_WHAT YOU HAVE TO DO:_
Images do not belong in the copy. Retype all the entries below exactly.

_GIVEN DATA:_
━━━━━━━━━━
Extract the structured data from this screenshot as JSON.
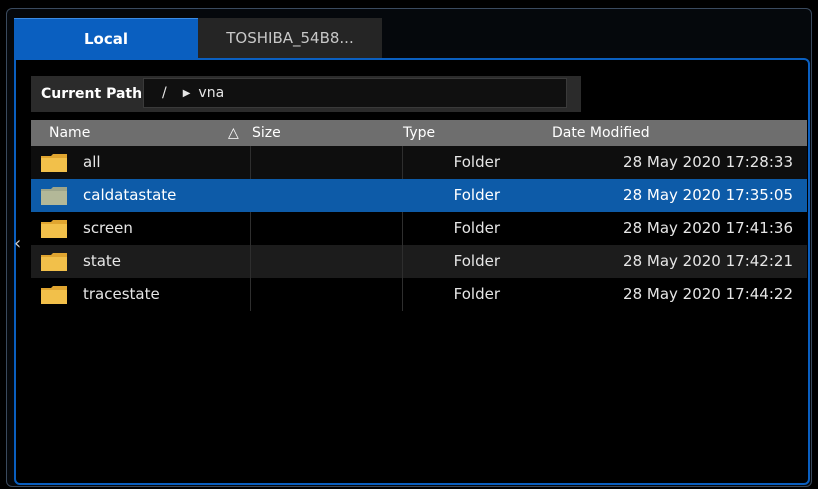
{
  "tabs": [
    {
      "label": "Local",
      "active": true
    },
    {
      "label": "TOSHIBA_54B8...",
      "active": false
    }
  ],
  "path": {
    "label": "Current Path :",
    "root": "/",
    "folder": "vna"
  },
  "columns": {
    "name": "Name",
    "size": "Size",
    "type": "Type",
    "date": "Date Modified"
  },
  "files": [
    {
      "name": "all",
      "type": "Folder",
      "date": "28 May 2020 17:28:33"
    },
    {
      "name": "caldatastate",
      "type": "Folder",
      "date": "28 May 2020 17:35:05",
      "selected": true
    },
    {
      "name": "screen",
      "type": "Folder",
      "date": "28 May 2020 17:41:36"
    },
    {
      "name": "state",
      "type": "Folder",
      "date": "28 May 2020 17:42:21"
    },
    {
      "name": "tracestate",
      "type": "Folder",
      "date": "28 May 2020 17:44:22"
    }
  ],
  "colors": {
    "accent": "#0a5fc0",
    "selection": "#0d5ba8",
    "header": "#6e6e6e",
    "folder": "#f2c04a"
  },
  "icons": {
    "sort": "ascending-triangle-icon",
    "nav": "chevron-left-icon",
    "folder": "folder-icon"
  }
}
━━━━━━━━━━
_EXERCISE OUTPUT:_
Extract the structured data from this screenshot as JSON.
{
  "tabs": [
    {
      "label": "Local",
      "active": true
    },
    {
      "label": "TOSHIBA_54B8...",
      "active": false
    }
  ],
  "path": {
    "label": "Current Path :",
    "root": "/",
    "folder": "vna"
  },
  "columns": {
    "name": "Name",
    "size": "Size",
    "type": "Type",
    "date": "Date Modified"
  },
  "files": [
    {
      "name": "all",
      "type": "Folder",
      "date": "28 May 2020 17:28:33"
    },
    {
      "name": "caldatastate",
      "type": "Folder",
      "date": "28 May 2020 17:35:05",
      "selected": true
    },
    {
      "name": "screen",
      "type": "Folder",
      "date": "28 May 2020 17:41:36"
    },
    {
      "name": "state",
      "type": "Folder",
      "date": "28 May 2020 17:42:21"
    },
    {
      "name": "tracestate",
      "type": "Folder",
      "date": "28 May 2020 17:44:22"
    }
  ],
  "colors": {
    "accent": "#0a5fc0",
    "selection": "#0d5ba8",
    "header": "#6e6e6e",
    "folder": "#f2c04a"
  },
  "icons": {
    "sort": "ascending-triangle-icon",
    "nav": "chevron-left-icon",
    "folder": "folder-icon"
  }
}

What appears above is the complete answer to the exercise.